START EXTRACT
Location: National Peanut Research LaboratoryTitle: Aspergillus section Flavi, need for a robust taxonomy
|Arias De Ares, Renee|
|MARTINEZ-CASTILLO, JAMES - Yucatan Center For Scientific Research|
Submitted to: Microbiology Resource Announcements
Publication Type: Peer Reviewed Journal
Publication Acceptance Date: 10/30/2021
Publication Date: 12/2/2021
Citation: Arias De Ares, R.S., Orner, V.A., Martinez-Castillo, J., Sobolev, V. 2021. Aspergillus section Flavi, need for a robust taxonomy. Microbiology Resource Announcements. 10:48 e00784-21. https://doi.org/10.1128/MRA.00784-21.
Interpretive Summary: Postulating that two nucleotide changes can correctly identify a species in a group of organisms is not compatible with the scientific method; though is being widely used in the classification of Aspergillus section Flavi. This group, Aspergillus section Flavi, is neither physically nor reproductively isolated, and shows almost as many haplotypes as individuals. Here we describe some of the constraints of a taxonomy that uses outdated and oversimplistic tools, and we hope to make a case for a more robust system of classification that can stand the test of time.
Technical Abstract: In the era of genomics and bioinformatics when whole-genome sequencing is rapid and affordable, it is implausible that new Aspergillus species are being named based on negligible information. That is, either short DNA fragments from single genes, or different sets of genes are used to name species “new”, and also included are the chemotypes that result from a concerted expression of 25 genes in the aflatoxin-biosynthesis gene cluster (ABC), or, the use of a single randomly picked deletion out of the multiple that have been reported within the ABC. Perhaps, no new species of Aspergillus should be named unless their whole genomes have been sequenced, properly curated, and the full length of their evolutionary-conserved regions been made available (including rRNA cistron, DNA-dependent RNA Polymerase (RPB) I, II and III). In addition, it should be required a genome-wide SNP assessment to determine whether significant genetic variation would justify their placement outside a previously described species, as a basic statistics concept to establish if the variation within is larger than between groups to reject the null hypothesis. And finally, there is need for a serious consideration against the use of the ABC and/or its resulting chemotypes as part of Aspergillus taxonomy, given that multiple biological and evolutionary factors only confound classifications as it was shown for A. parvisclerotigenus syn. A. flavus.
END EXTRACT
- [ACTIVITY 1]
Decide whether each statement agrees with the text on Aspergillus section Flavi taxonomy: (a) the aflatoxin-biosynthesis gene cluster involves 25 genes; (b) Aspergillus section Flavi is described as reproductively isolated; (c) the work was submitted to Microbiology Resource Announcements. Give yes or no for each, quoting the words of the text that settle it.
- [ACTIVITY 2]
Reproduce the stretch of the text on Aspergillus section Flavi taxonomy from "Interpretive Summary: Postulating" through "test of time." word for word.
START PROVIDED INFORMATION
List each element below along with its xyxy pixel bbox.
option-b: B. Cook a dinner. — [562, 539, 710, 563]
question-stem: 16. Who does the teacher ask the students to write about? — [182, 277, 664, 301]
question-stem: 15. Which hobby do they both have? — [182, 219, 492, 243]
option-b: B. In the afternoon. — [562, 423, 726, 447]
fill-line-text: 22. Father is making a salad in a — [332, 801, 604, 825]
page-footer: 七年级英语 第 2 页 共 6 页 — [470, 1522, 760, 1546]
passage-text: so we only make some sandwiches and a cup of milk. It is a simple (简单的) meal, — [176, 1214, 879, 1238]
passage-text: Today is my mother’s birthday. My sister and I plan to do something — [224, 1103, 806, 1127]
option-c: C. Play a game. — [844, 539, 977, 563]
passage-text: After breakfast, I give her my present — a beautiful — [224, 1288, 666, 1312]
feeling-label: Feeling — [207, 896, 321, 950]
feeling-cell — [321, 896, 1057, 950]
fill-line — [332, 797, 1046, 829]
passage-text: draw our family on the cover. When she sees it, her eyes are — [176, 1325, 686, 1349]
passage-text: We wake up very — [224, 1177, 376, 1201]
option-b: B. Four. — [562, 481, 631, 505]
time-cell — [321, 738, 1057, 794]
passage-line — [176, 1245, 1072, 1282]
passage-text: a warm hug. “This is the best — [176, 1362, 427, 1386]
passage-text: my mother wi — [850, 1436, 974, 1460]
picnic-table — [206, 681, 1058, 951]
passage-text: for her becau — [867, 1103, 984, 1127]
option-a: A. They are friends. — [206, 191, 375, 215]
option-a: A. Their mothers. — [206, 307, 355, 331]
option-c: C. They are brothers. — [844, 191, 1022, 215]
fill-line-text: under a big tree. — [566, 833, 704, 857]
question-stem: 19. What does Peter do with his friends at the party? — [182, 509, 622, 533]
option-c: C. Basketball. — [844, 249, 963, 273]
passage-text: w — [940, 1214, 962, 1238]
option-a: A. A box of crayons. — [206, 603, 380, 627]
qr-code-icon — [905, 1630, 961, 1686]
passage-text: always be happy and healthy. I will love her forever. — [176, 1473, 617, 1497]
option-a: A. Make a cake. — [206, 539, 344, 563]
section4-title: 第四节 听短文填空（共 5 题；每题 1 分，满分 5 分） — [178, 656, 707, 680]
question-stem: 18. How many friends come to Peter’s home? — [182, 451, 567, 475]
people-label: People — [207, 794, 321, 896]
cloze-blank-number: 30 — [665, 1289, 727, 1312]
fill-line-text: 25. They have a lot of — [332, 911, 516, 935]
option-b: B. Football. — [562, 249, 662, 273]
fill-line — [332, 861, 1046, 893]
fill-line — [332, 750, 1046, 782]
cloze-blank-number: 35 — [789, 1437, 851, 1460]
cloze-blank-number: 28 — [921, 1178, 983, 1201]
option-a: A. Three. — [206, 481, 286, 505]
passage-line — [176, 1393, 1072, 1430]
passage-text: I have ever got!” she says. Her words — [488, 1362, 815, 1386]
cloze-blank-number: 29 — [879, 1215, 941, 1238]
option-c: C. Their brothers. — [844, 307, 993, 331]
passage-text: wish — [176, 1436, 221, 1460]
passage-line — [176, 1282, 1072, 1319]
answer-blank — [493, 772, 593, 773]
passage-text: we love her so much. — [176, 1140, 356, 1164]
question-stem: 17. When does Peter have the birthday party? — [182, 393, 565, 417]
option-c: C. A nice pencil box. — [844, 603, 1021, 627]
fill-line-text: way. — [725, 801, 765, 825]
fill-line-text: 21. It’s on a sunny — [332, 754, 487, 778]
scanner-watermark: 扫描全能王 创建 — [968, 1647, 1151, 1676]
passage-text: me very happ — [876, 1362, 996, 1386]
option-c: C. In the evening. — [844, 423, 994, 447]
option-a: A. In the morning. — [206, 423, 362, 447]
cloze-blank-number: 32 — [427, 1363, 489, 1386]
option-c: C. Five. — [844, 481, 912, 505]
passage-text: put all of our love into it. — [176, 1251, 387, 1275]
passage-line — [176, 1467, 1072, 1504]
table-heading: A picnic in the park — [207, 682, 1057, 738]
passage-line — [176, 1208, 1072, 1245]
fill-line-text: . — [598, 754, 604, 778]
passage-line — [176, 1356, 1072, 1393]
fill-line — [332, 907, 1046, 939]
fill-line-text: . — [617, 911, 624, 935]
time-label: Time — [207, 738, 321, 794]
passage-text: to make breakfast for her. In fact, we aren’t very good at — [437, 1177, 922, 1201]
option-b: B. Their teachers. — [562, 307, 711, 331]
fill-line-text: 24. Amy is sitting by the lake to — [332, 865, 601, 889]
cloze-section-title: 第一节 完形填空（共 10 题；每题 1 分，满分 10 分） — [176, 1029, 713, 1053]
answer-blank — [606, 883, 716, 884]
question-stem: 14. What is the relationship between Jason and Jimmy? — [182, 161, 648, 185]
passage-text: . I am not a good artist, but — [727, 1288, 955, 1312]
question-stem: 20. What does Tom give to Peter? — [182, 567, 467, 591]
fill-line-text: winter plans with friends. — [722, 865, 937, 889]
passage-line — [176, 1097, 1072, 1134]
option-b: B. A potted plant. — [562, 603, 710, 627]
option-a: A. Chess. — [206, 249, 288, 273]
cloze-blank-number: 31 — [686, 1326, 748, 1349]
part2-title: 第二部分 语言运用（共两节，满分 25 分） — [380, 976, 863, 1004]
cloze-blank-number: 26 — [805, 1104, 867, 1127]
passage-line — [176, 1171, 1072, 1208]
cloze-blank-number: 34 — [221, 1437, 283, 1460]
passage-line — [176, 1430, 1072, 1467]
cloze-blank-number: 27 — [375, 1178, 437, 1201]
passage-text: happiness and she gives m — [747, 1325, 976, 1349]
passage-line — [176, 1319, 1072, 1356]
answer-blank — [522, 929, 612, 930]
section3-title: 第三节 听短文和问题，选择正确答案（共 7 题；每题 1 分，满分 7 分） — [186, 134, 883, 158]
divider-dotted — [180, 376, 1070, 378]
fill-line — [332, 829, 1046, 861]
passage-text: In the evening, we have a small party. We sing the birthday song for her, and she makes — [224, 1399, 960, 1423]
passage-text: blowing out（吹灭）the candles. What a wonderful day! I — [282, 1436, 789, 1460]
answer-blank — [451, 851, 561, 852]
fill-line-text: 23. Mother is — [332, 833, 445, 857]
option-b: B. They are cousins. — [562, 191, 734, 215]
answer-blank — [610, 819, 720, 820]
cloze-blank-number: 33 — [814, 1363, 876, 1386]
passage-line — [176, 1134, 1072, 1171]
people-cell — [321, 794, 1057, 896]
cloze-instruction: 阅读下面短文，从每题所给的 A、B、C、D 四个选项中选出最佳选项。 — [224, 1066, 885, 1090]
END PROVIDED INFORMATION
- [EXERCISE RESULT 1]
(a) Yes: "a concerted expression of 25 genes in the aflatoxin-biosynthesis gene cluster (ABC)"
(b) No: "is neither physically nor reproductively isolated"
(c) Yes: "Submitted to: Microbiology Resource Announcements"

- [EXERCISE RESULT 2]
Interpretive Summary: Postulating that two nucleotide changes can correctly identify a species in a group of organisms is not compatible with the scientific method; though is being widely used in the classification of Aspergillus section Flavi. This group, Aspergillus section Flavi, is neither physically nor reproductively isolated, and shows almost as many haplotypes as individuals. Here we describe some of the constraints of a taxonomy that uses outdated and oversimplistic tools, and we hope to make a case for a more robust system of classification that can stand the test of time.